Copy out all lines that carry the word "screenshot".

(Items from a dataset)

┌──

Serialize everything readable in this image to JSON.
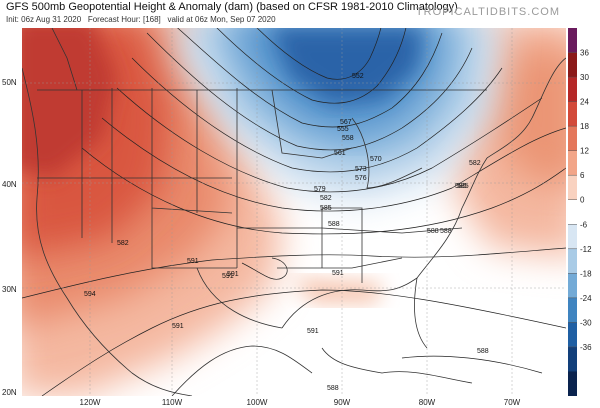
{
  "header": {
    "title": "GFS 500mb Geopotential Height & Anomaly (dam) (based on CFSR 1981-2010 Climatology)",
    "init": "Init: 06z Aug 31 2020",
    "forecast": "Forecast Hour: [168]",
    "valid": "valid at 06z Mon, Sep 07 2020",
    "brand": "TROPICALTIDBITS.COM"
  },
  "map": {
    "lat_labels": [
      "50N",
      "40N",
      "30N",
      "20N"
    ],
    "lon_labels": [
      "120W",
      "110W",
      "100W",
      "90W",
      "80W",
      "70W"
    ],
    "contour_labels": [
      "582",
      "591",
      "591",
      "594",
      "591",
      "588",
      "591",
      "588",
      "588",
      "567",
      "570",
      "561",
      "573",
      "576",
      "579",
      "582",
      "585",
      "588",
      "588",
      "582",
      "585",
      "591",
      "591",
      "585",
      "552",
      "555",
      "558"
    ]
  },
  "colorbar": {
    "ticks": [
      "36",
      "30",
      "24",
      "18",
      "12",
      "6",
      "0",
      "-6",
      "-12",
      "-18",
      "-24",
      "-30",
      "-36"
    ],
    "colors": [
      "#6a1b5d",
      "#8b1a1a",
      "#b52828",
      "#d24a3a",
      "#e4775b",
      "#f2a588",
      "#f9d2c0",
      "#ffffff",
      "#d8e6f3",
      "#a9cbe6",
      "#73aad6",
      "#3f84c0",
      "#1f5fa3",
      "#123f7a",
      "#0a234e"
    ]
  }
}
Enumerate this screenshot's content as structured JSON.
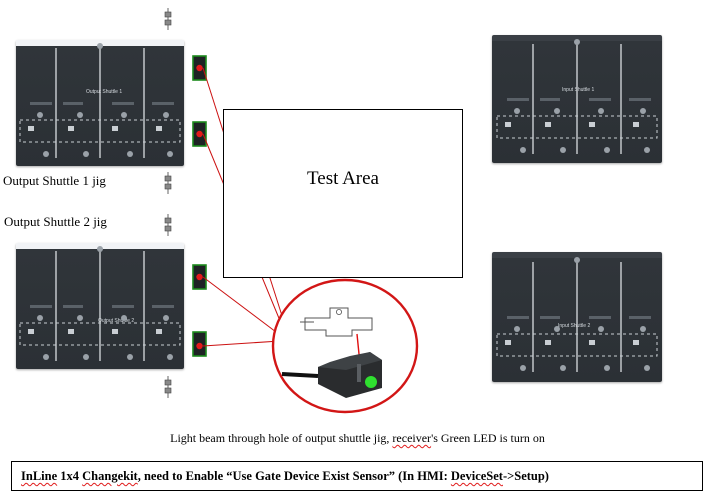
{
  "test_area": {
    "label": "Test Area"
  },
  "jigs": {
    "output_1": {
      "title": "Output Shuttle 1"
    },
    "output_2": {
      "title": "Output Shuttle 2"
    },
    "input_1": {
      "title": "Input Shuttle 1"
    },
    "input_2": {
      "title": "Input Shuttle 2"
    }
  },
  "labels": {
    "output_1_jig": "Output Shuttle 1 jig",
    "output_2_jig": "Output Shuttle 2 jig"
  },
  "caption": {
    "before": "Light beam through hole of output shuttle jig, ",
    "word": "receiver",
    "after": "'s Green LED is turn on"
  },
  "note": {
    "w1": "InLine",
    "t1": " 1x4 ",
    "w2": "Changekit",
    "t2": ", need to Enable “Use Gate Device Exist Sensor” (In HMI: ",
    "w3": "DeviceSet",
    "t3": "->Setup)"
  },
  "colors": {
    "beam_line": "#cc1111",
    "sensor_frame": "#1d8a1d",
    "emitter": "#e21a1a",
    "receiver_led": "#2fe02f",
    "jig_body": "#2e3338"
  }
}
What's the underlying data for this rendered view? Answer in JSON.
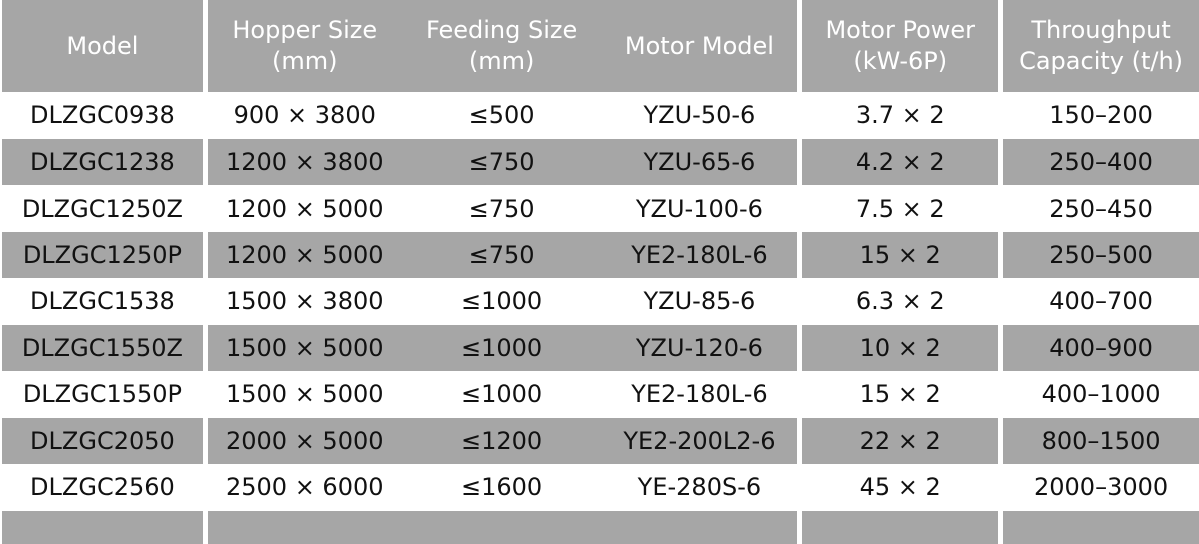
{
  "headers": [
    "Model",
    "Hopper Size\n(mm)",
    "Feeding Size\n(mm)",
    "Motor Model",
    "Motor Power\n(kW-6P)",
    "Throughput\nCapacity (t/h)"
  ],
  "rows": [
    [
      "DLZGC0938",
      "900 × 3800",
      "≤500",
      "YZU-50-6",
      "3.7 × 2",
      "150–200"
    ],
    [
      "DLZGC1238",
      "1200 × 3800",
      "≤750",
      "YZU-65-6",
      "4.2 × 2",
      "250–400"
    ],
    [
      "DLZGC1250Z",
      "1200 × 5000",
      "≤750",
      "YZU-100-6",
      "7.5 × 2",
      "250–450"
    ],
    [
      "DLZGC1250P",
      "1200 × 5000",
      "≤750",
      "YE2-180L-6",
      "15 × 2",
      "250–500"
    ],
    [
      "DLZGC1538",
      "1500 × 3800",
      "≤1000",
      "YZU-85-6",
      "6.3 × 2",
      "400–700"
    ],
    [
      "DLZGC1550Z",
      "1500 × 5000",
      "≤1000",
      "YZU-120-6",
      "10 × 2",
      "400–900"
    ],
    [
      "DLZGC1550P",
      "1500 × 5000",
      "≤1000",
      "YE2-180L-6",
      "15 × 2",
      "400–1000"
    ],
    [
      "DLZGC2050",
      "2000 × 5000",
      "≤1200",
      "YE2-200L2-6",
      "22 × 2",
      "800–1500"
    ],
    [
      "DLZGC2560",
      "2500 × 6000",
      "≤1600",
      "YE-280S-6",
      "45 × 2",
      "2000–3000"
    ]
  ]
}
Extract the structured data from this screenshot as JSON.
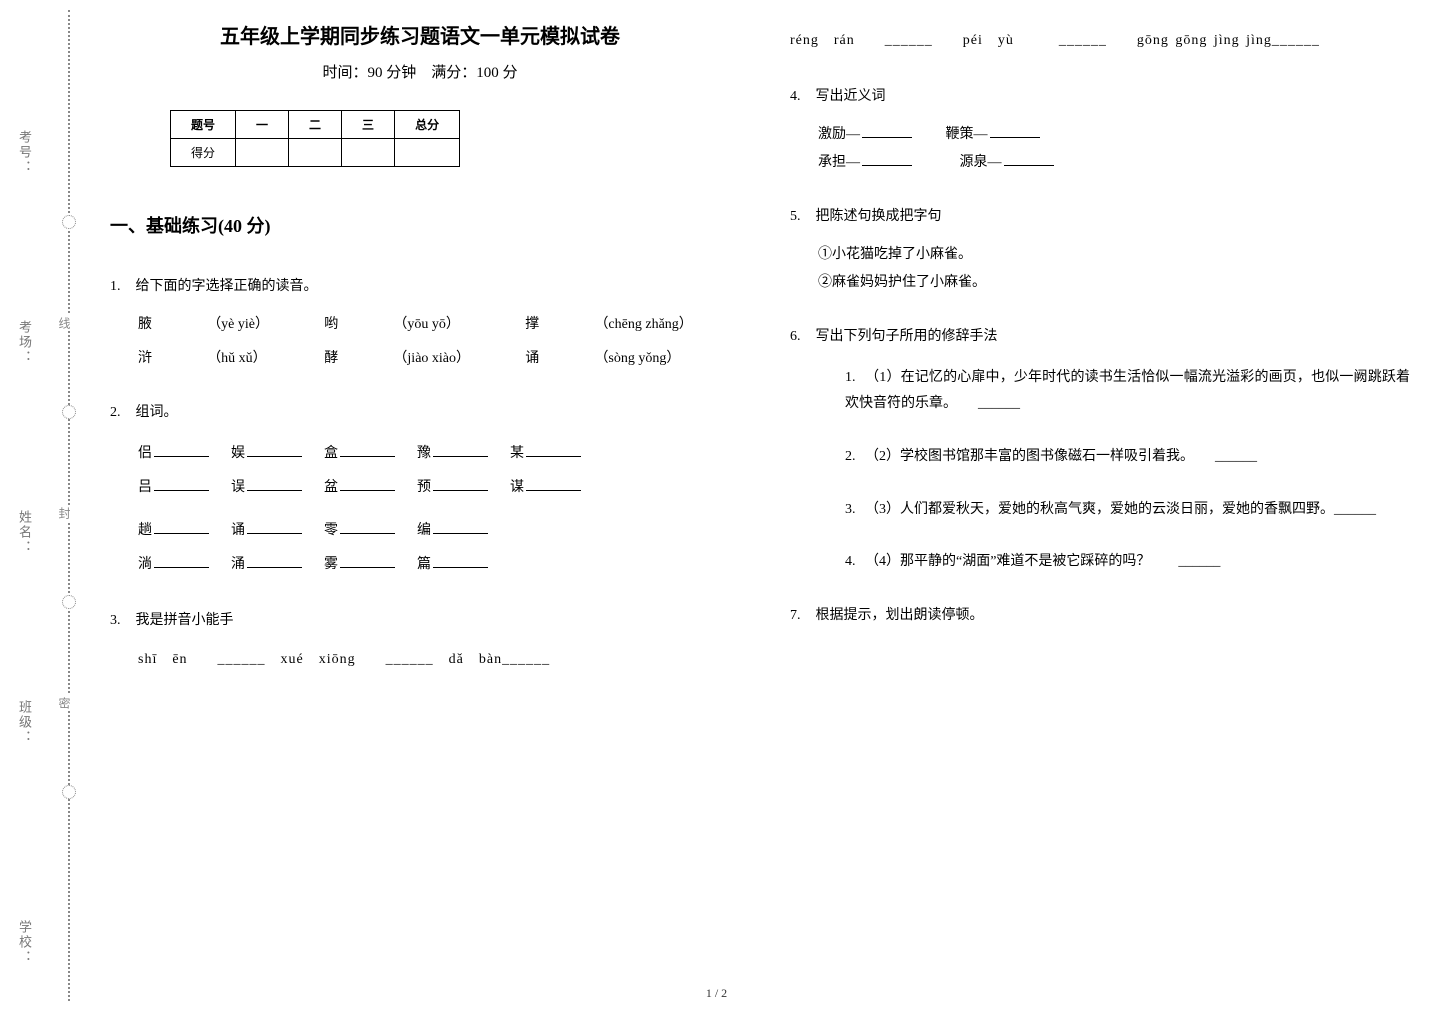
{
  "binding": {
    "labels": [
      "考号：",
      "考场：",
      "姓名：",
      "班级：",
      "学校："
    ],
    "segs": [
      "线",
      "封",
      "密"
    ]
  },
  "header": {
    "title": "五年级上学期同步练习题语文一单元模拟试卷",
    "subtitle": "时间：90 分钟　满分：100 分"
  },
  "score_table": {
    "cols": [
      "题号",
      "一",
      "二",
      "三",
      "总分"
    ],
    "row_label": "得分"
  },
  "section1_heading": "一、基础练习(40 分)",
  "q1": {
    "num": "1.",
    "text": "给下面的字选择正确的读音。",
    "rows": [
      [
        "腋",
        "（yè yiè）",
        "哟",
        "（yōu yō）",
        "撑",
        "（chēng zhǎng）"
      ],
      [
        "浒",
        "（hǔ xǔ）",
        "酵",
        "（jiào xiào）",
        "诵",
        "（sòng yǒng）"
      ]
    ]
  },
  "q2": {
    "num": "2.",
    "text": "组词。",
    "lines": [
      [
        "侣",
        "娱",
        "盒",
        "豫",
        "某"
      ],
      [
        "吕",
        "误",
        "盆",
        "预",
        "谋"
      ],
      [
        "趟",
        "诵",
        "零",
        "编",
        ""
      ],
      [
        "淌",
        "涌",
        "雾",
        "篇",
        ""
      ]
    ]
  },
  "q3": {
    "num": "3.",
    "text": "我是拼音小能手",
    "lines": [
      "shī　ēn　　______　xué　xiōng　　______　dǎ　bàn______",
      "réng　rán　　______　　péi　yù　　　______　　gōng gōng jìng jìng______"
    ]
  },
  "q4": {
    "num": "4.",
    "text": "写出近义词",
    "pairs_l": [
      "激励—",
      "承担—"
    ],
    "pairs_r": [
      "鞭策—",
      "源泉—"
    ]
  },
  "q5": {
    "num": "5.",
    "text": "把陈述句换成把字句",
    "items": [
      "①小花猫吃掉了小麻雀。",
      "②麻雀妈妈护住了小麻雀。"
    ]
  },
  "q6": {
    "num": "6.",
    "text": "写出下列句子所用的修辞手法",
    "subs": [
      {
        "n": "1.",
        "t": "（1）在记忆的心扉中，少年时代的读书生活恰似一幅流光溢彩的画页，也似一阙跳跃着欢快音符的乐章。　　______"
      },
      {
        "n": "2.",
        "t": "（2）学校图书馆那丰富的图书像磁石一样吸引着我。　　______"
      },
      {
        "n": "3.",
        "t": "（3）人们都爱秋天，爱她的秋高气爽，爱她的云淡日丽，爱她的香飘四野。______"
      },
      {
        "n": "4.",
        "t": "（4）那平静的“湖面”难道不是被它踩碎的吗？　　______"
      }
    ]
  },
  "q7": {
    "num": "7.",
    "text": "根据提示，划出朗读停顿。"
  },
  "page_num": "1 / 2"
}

└──

• Task result
Enumerate this screenshot's content as structured JSON.
Extract the structured data from this screenshot as JSON.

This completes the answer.